Look through the data for the string "value". Copy every line where it is found.

Data provided |

^^^^^^^^^^^^^^^^

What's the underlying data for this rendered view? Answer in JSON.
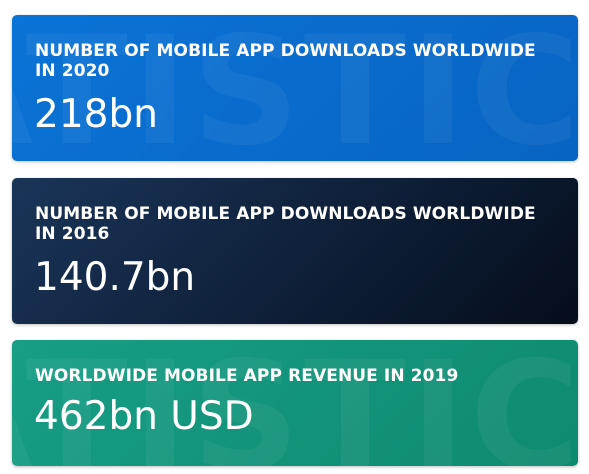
{
  "cards": [
    {
      "title": "NUMBER OF MOBILE APP DOWNLOADS WORLDWIDE IN 2020",
      "value": "218bn",
      "color_start": "#0a73d6",
      "color_end": "#0864c2"
    },
    {
      "title": "NUMBER OF MOBILE APP DOWNLOADS WORLDWIDE IN 2016",
      "value": "140.7bn",
      "color_start": "#1a3559",
      "color_end": "#050d1c"
    },
    {
      "title": "WORLDWIDE MOBILE APP REVENUE IN 2019",
      "value": "462bn USD",
      "color_start": "#179e85",
      "color_end": "#0e8a6f"
    }
  ],
  "watermark": "ATISTIC"
}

^^^^^^^^^^^^^^^^

Solution to this exercise |
      "value": "218bn",
      "value": "140.7bn",
      "value": "462bn USD",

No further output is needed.